Tarefa proposta 1
Reescreva de forma mais breve o parágrafo da crítica teatral que começa com “"A Nau dos Loucos" se apresenta como uma alegoria”, conservando seus fatos principais.
Tarefa proposta 2
Copie da crítica teatral, sem nenhuma alteração, o trecho entre "SERGIO SALVIA COELHO" e "felinianamente, continua indo.", inclusive.

Trecho selecionado

São Paulo, sábado, 02 de março de 2002

Texto Anterior | Próximo Texto | Índice

TEATRO

Fraternal Companhia se arrisca em alegoria aberta

SERGIO SALVIA COELHO
CRÍTICO DA FOLHA

"A Nau dos Loucos" se apresenta como uma alegoria: daí vêm seus méritos e riscos. Baseando-se na fabulosa nave medieval que percorria o Reno recolhendo os loucos, Luís Alberto de Abreu cria uma metáfora vigorosa para o Brasil, essa nau sem rumo e sem comando que, felinianamente, continua indo.
Mais próxima de "Marat-Sade" (a peça de Peter Weiss na qual loucos encenam a Revolução Francesa) do que de Artaud, a loucura aqui não pretende ser uma lírica reivindicação, mas uma codificação de dinâmicas sociais: as personagens não são indivíduos, mas sínteses de tipos brasileiros, dando continuidade à pesquisa que a Fraternal Companhia de Artes e Malas-Artes vem desenvolvendo em busca de uma commedia dell'arte brasileira.

Trechos da listagem
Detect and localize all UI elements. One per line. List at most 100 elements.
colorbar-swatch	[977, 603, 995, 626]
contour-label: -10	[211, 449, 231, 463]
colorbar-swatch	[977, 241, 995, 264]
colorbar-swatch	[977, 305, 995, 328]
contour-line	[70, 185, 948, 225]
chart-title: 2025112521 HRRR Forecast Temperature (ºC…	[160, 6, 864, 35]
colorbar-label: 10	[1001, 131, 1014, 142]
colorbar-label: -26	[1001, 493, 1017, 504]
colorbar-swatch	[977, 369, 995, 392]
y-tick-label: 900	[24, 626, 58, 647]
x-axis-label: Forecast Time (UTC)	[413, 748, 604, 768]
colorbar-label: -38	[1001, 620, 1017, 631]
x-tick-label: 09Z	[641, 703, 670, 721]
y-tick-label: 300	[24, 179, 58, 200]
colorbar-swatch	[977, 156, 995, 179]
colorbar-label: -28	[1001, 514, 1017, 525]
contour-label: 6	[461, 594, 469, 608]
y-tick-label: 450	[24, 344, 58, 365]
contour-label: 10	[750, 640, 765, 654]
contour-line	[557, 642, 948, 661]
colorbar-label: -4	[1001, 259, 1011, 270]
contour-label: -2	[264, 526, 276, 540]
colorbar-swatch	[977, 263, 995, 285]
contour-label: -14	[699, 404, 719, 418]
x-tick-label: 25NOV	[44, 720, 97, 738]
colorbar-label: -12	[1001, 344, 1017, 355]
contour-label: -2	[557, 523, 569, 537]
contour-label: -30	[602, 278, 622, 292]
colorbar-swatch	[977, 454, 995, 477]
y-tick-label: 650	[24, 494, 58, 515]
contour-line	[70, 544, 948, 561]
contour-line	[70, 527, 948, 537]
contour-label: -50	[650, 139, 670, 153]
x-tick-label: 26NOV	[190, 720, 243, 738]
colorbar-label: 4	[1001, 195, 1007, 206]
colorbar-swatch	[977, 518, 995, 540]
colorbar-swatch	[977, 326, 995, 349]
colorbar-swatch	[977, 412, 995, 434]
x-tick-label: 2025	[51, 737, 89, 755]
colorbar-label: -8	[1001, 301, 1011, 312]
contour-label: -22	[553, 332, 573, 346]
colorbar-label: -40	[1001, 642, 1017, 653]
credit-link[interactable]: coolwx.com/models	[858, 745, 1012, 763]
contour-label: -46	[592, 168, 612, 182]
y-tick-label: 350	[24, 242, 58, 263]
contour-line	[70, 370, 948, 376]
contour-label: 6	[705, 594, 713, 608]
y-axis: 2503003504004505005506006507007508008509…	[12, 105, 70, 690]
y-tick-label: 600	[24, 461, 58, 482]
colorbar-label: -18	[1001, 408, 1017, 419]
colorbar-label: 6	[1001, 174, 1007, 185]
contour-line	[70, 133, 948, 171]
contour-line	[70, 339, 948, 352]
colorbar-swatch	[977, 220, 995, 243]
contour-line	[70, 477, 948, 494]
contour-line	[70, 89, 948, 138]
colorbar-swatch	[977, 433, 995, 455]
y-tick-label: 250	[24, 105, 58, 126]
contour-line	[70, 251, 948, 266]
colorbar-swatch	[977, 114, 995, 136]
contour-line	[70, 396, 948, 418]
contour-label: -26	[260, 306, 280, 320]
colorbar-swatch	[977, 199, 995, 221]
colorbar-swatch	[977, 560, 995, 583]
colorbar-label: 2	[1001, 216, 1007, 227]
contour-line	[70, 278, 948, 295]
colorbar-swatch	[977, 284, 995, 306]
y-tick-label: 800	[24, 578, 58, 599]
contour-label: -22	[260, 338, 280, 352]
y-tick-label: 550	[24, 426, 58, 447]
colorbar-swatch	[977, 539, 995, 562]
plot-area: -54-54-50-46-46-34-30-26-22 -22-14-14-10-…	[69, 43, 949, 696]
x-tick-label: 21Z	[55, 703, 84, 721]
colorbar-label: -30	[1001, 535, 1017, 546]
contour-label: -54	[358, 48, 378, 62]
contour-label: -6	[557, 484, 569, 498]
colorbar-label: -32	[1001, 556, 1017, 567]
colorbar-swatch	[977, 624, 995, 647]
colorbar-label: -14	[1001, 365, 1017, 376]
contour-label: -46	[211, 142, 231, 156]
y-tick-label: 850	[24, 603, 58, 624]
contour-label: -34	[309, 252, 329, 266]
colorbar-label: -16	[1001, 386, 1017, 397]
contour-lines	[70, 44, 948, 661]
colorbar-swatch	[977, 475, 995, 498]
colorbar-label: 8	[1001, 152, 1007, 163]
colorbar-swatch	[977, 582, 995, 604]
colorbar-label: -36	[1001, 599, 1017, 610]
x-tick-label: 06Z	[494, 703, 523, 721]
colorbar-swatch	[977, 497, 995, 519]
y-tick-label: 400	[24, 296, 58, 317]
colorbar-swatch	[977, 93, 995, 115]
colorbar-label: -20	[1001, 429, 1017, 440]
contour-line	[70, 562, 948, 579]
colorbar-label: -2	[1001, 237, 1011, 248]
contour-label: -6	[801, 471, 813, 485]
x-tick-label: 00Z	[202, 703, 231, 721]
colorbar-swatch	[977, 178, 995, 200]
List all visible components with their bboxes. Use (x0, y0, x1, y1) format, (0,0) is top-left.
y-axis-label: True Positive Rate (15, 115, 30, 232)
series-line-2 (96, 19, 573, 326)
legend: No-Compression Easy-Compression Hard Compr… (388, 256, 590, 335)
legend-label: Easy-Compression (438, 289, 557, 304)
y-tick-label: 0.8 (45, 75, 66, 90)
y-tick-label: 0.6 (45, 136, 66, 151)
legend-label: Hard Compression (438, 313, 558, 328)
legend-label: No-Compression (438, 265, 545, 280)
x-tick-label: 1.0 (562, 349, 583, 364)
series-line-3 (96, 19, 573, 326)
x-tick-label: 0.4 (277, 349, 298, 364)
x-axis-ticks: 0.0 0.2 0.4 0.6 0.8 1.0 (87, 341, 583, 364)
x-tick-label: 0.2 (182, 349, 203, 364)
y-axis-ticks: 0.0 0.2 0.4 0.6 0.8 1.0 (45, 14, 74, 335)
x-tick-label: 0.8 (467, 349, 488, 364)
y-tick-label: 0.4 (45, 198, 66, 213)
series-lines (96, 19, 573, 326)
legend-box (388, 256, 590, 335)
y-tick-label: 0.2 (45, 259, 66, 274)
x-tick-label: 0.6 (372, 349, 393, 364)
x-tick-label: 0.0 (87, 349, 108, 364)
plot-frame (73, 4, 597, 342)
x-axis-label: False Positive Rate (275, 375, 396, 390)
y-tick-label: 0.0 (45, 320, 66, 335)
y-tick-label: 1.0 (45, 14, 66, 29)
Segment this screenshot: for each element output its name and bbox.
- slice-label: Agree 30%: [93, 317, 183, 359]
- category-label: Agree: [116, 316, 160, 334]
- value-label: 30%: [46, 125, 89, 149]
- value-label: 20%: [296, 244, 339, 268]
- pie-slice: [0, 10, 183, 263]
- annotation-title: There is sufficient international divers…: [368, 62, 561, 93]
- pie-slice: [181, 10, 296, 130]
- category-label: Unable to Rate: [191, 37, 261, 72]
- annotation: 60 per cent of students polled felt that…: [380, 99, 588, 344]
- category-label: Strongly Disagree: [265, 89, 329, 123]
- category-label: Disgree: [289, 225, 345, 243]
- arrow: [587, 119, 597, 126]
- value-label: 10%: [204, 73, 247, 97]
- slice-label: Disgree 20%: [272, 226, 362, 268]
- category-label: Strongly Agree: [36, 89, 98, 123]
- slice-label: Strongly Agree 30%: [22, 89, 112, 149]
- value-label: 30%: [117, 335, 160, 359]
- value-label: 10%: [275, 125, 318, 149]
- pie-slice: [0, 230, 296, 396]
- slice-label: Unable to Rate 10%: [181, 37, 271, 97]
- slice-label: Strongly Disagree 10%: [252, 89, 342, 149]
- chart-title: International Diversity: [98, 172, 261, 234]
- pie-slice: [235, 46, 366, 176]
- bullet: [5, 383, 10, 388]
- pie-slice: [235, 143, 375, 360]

Solução completa 1
"A Nau dos Loucos" se apresenta como uma alegoria, o que lhe traz méritos e riscos. Com base na nave medieval que percorria o Reno recolhendo loucos, Luís Alberto de Abreu cria uma metáfora para o Brasil, nau sem rumo e sem comando que continua seguindo.

Solução completa 2
SERGIO SALVIA COELHO
CRÍTICO DA FOLHA

"A Nau dos Loucos" se apresenta como uma alegoria: daí vêm seus méritos e riscos. Baseando-se na fabulosa nave medieval que percorria o Reno recolhendo os loucos, Luís Alberto de Abreu cria uma metáfora vigorosa para o Brasil, essa nau sem rumo e sem comando que, felinianamente, continua indo.